= Task details =
Repeat all the material exactly; pictures stay out of your copy.

### The records ###

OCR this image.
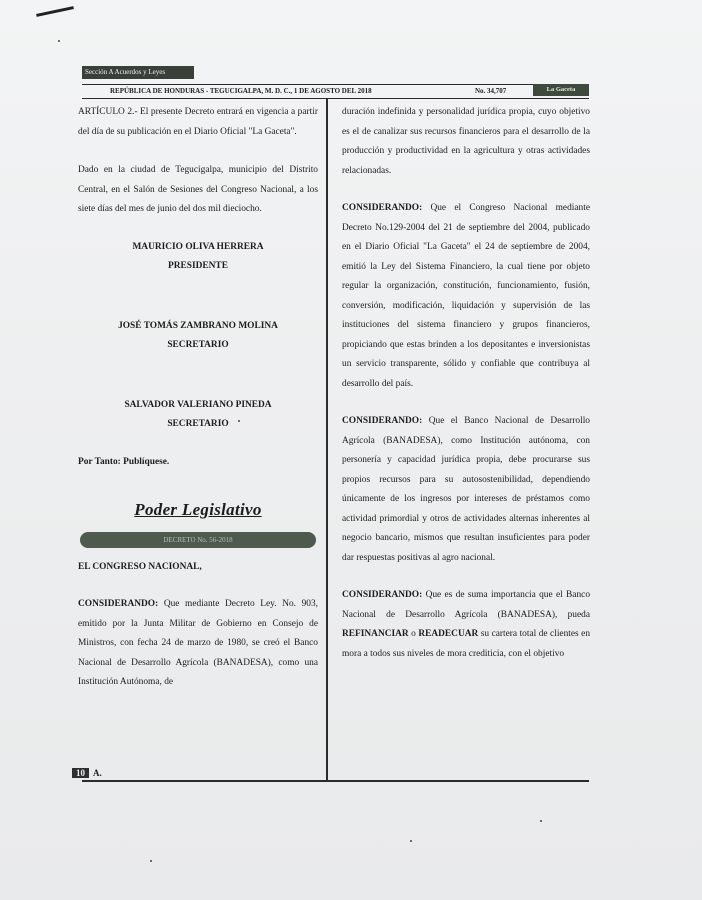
Sección A Acuerdos y Leyes
REPÚBLICA DE HONDURAS - TEGUCIGALPA, M. D. C., 1 DE AGOSTO DEL 2018	No. 34,707	La Gaceta

ARTÍCULO 2.- El presente Decreto entrará en vigencia a partir del día de su publicación en el Diario Oficial "La Gaceta".

Dado en la ciudad de Tegucigalpa, municipio del Distrito Central, en el Salón de Sesiones del Congreso Nacional, a los siete días del mes de junio del dos mil dieciocho.

MAURICIO OLIVA HERRERA

PRESIDENTE

JOSÉ TOMÁS ZAMBRANO MOLINA

SECRETARIO

SALVADOR VALERIANO PINEDA

SECRETARIO

Por Tanto: Publíquese.

Poder Legislativo

DECRETO No. 56-2018

EL CONGRESO NACIONAL,

CONSIDERANDO: Que mediante Decreto Ley. No. 903, emitido por la Junta Militar de Gobierno en Consejo de Ministros, con fecha 24 de marzo de 1980, se creó el Banco Nacional de Desarrollo Agrícola (BANADESA), como una Institución Autónoma, de

duración indefinida y personalidad jurídica propia, cuyo objetivo es el de canalizar sus recursos financieros para el desarrollo de la producción y productividad en la agricultura y otras actividades relacionadas.

CONSIDERANDO: Que el Congreso Nacional mediante Decreto No.129-2004 del 21 de septiembre del 2004, publicado en el Diario Oficial "La Gaceta" el 24 de septiembre de 2004, emitió la Ley del Sistema Financiero, la cual tiene por objeto regular la organización, constitución, funcionamiento, fusión, conversión, modificación, liquidación y supervisión de las instituciones del sistema financiero y grupos financieros, propiciando que estas brinden a los depositantes e inversionistas un servicio transparente, sólido y confiable que contribuya al desarrollo del país.

CONSIDERANDO: Que el Banco Nacional de Desarrollo Agrícola (BANADESA), como Institución autónoma, con personería y capacidad jurídica propia, debe procurarse sus propios recursos para su autosostenibilidad, dependiendo únicamente de los ingresos por intereses de préstamos como actividad primordial y otros de actividades alternas inherentes al negocio bancario, mismos que resultan insuficientes para poder dar respuestas positivas al agro nacional.

CONSIDERANDO: Que es de suma importancia que el Banco Nacional de Desarrollo Agrícola (BANADESA), pueda REFINANCIAR o READECUAR su cartera total de clientes en mora a todos sus niveles de mora crediticia, con el objetivo

10 A.
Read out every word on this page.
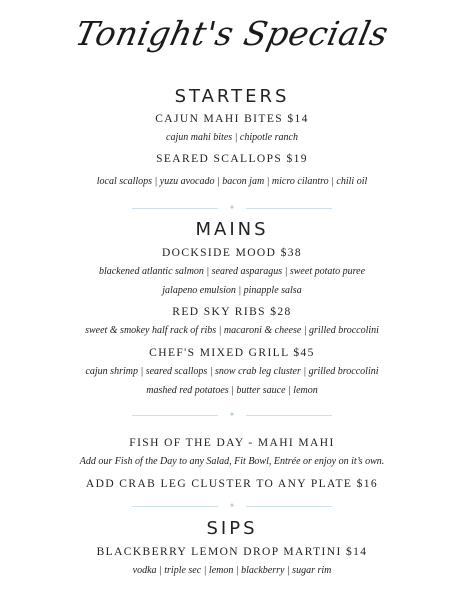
Tonight's Specials
STARTERS
CAJUN MAHI BITES $14
cajun mahi bites | chipotle ranch
SEARED SCALLOPS $19
local scallops | yuzu avocado | bacon jam | micro cilantro | chili oil
✦
MAINS
DOCKSIDE MOOD $38
blackened atlantic salmon | seared asparagus | sweet potato puree
jalapeno emulsion | pinapple salsa
RED SKY RIBS $28
sweet & smokey half rack of ribs | macaroni & cheese | grilled broccolini
CHEF'S MIXED GRILL $45
cajun shrimp | seared scallops | snow crab leg cluster | grilled broccolini
mashed red potatoes | butter sauce | lemon
✦
FISH OF THE DAY - MAHI MAHI
Add our Fish of the Day to any Salad, Fit Bowl, Entrée or enjoy on it’s own.
ADD CRAB LEG CLUSTER TO ANY PLATE $16
✦
SIPS
BLACKBERRY LEMON DROP MARTINI $14
vodka | triple sec | lemon | blackberry | sugar rim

###

= Expected output =
OCR this image.
Sección A Acuerdos y Leyes
REPÚBLICA DE HONDURAS - TEGUCIGALPA, M. D. C., 1 DE AGOSTO DEL 2018	No. 34,707	La Gaceta

ARTÍCULO 2.- El presente Decreto entrará en vigencia a partir del día de su publicación en el Diario Oficial "La Gaceta".

Dado en la ciudad de Tegucigalpa, municipio del Distrito Central, en el Salón de Sesiones del Congreso Nacional, a los siete días del mes de junio del dos mil dieciocho.

MAURICIO OLIVA HERRERA

PRESIDENTE

JOSÉ TOMÁS ZAMBRANO MOLINA

SECRETARIO

SALVADOR VALERIANO PINEDA

SECRETARIO

Por Tanto: Publíquese.

Poder Legislativo

DECRETO No. 56-2018

EL CONGRESO NACIONAL,

CONSIDERANDO: Que mediante Decreto Ley. No. 903, emitido por la Junta Militar de Gobierno en Consejo de Ministros, con fecha 24 de marzo de 1980, se creó el Banco Nacional de Desarrollo Agrícola (BANADESA), como una Institución Autónoma, de

duración indefinida y personalidad jurídica propia, cuyo objetivo es el de canalizar sus recursos financieros para el desarrollo de la producción y productividad en la agricultura y otras actividades relacionadas.

CONSIDERANDO: Que el Congreso Nacional mediante Decreto No.129-2004 del 21 de septiembre del 2004, publicado en el Diario Oficial "La Gaceta" el 24 de septiembre de 2004, emitió la Ley del Sistema Financiero, la cual tiene por objeto regular la organización, constitución, funcionamiento, fusión, conversión, modificación, liquidación y supervisión de las instituciones del sistema financiero y grupos financieros, propiciando que estas brinden a los depositantes e inversionistas un servicio transparente, sólido y confiable que contribuya al desarrollo del país.

CONSIDERANDO: Que el Banco Nacional de Desarrollo Agrícola (BANADESA), como Institución autónoma, con personería y capacidad jurídica propia, debe procurarse sus propios recursos para su autosostenibilidad, dependiendo únicamente de los ingresos por intereses de préstamos como actividad primordial y otros de actividades alternas inherentes al negocio bancario, mismos que resultan insuficientes para poder dar respuestas positivas al agro nacional.

CONSIDERANDO: Que es de suma importancia que el Banco Nacional de Desarrollo Agrícola (BANADESA), pueda REFINANCIAR o READECUAR su cartera total de clientes en mora a todos sus niveles de mora crediticia, con el objetivo

10 A.
Read out every word on this page.
Tonight's Specials
STARTERS
CAJUN MAHI BITES $14
cajun mahi bites | chipotle ranch
SEARED SCALLOPS $19
local scallops | yuzu avocado | bacon jam | micro cilantro | chili oil
✦
MAINS
DOCKSIDE MOOD $38
blackened atlantic salmon | seared asparagus | sweet potato puree
jalapeno emulsion | pinapple salsa
RED SKY RIBS $28
sweet & smokey half rack of ribs | macaroni & cheese | grilled broccolini
CHEF'S MIXED GRILL $45
cajun shrimp | seared scallops | snow crab leg cluster | grilled broccolini
mashed red potatoes | butter sauce | lemon
✦
FISH OF THE DAY - MAHI MAHI
Add our Fish of the Day to any Salad, Fit Bowl, Entrée or enjoy on it’s own.
ADD CRAB LEG CLUSTER TO ANY PLATE $16
✦
SIPS
BLACKBERRY LEMON DROP MARTINI $14
vodka | triple sec | lemon | blackberry | sugar rim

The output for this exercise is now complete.